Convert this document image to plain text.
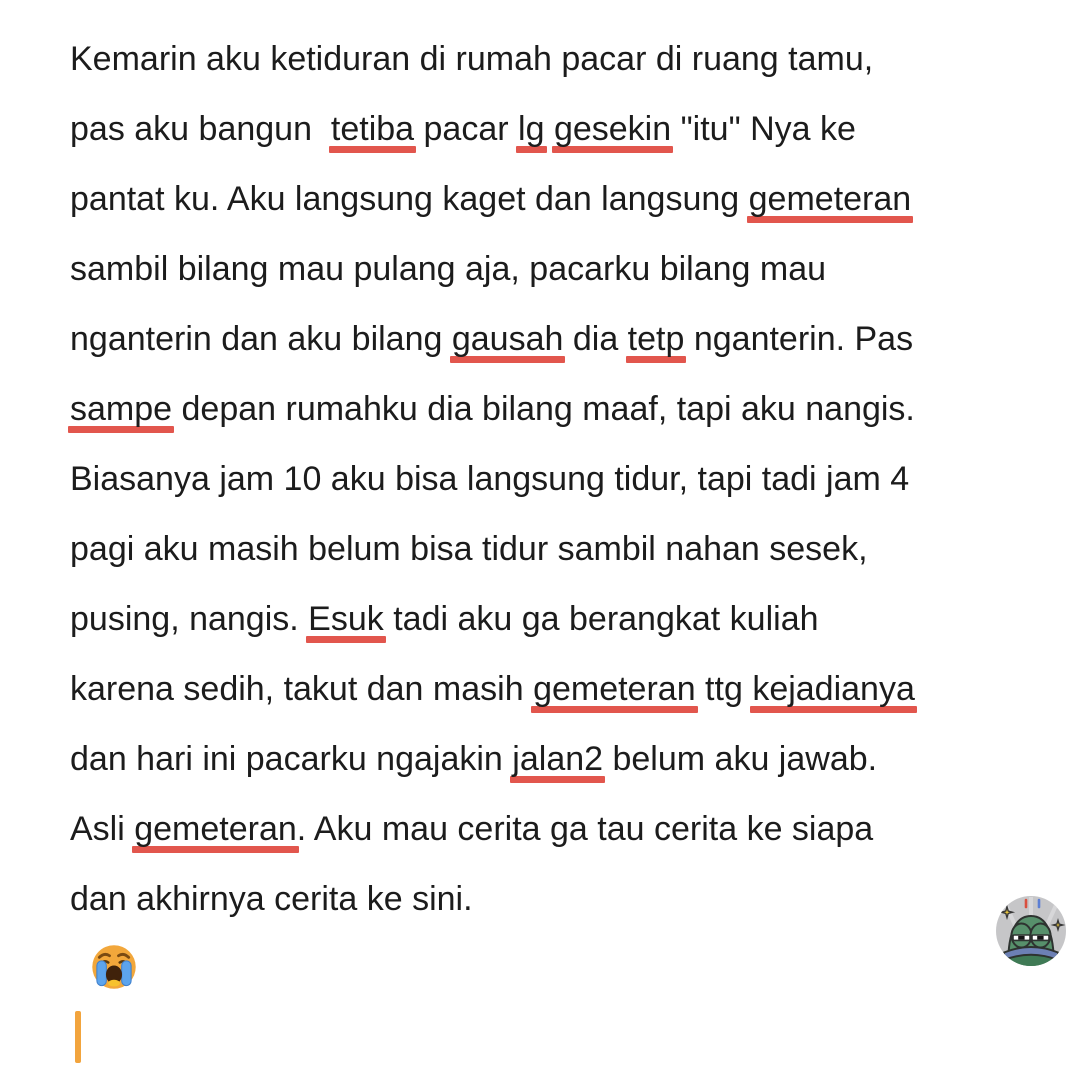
Kemarin aku ketiduran di rumah pacar di ruang tamu,
pas aku bangun  tetiba pacar lg gesekin "itu" Nya ke
pantat ku. Aku langsung kaget dan langsung gemeteran
sambil bilang mau pulang aja, pacarku bilang mau
nganterin dan aku bilang gausah dia tetp nganterin. Pas
sampe depan rumahku dia bilang maaf, tapi aku nangis.
Biasanya jam 10 aku bisa langsung tidur, tapi tadi jam 4
pagi aku masih belum bisa tidur sambil nahan sesek,
pusing, nangis. Esuk tadi aku ga berangkat kuliah
karena sedih, takut dan masih gemeteran ttg kejadianya
dan hari ini pacarku ngajakin jalan2 belum aku jawab.
Asli gemeteran. Aku mau cerita ga tau cerita ke siapa
dan akhirnya cerita ke sini.
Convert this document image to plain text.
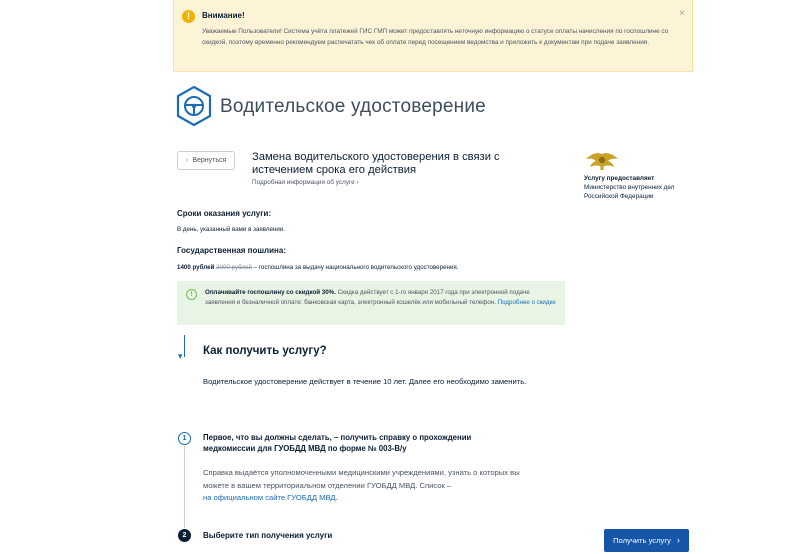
!	Внимание!
Уважаемые Пользователи! Система учёта платежей ГИС ГМП может предоставлять неточную информацию о статусе оплаты начисления по госпошлине со скидкой, поэтому временно рекомендуем распечатать чек об оплате перед посещением ведомства и приложить к документам при подаче заявления.
×
Водительское удостоверение
‹ Вернуться	Замена водительского удостоверения в связи с истечением срока его действия
Подробная информация об услуге ›
Услугу предоставляет
Министерство внутренних дел Российской Федерации
Сроки оказания услуги:
В день, указанный вами в заявлении.
Государственная пошлина:
1400 рублей 2000 рублей – госпошлина за выдачу национального водительского удостоверения.
!	Оплачивайте госпошлину со скидкой 30%. Скидка действует с 1-го января 2017 года при электронной подаче заявления и безналичной оплате: банковская карта, электронный кошелёк или мобильный телефон. Подробнее о скидке
▾ Как получить услугу?
Водительское удостоверение действует в течение 10 лет. Далее его необходимо заменить.
1	Первое, что вы должны сделать, – получить справку о прохождении медкомиссии для ГУОБДД МВД по форме № 003-В/у
Справка выдаётся уполномоченными медицинскими учреждениями, узнать о которых вы можете в вашем территориальном отделении ГУОБДД МВД. Список –
на официальном сайте ГУОБДД МВД.
2	Выберите тип получения услуги
Получить услугу ›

* * * * * * * * *

◆ Exercise details
Go through the entries above and print each one exactly, minus the pictures.

◆ Full solution
Convert this document image to plain text.
Kemarin aku ketiduran di rumah pacar di ruang tamu,
pas aku bangun  tetiba pacar lg gesekin "itu" Nya ke
pantat ku. Aku langsung kaget dan langsung gemeteran
sambil bilang mau pulang aja, pacarku bilang mau
nganterin dan aku bilang gausah dia tetp nganterin. Pas
sampe depan rumahku dia bilang maaf, tapi aku nangis.
Biasanya jam 10 aku bisa langsung tidur, tapi tadi jam 4
pagi aku masih belum bisa tidur sambil nahan sesek,
pusing, nangis. Esuk tadi aku ga berangkat kuliah
karena sedih, takut dan masih gemeteran ttg kejadianya
dan hari ini pacarku ngajakin jalan2 belum aku jawab.
Asli gemeteran. Aku mau cerita ga tau cerita ke siapa
dan akhirnya cerita ke sini.
Convert this document image to plain text.
!	Внимание!
Уважаемые Пользователи! Система учёта платежей ГИС ГМП может предоставлять неточную информацию о статусе оплаты начисления по госпошлине со скидкой, поэтому временно рекомендуем распечатать чек об оплате перед посещением ведомства и приложить к документам при подаче заявления.
×
Водительское удостоверение
‹ Вернуться	Замена водительского удостоверения в связи с истечением срока его действия
Подробная информация об услуге ›
Услугу предоставляет
Министерство внутренних дел Российской Федерации
Сроки оказания услуги:
В день, указанный вами в заявлении.
Государственная пошлина:
1400 рублей 2000 рублей – госпошлина за выдачу национального водительского удостоверения.
!	Оплачивайте госпошлину со скидкой 30%. Скидка действует с 1-го января 2017 года при электронной подаче заявления и безналичной оплате: банковская карта, электронный кошелёк или мобильный телефон. Подробнее о скидке
▾ Как получить услугу?
Водительское удостоверение действует в течение 10 лет. Далее его необходимо заменить.
1	Первое, что вы должны сделать, – получить справку о прохождении медкомиссии для ГУОБДД МВД по форме № 003-В/у
Справка выдаётся уполномоченными медицинскими учреждениями, узнать о которых вы можете в вашем территориальном отделении ГУОБДД МВД. Список –
на официальном сайте ГУОБДД МВД.
2	Выберите тип получения услуги
Получить услугу ›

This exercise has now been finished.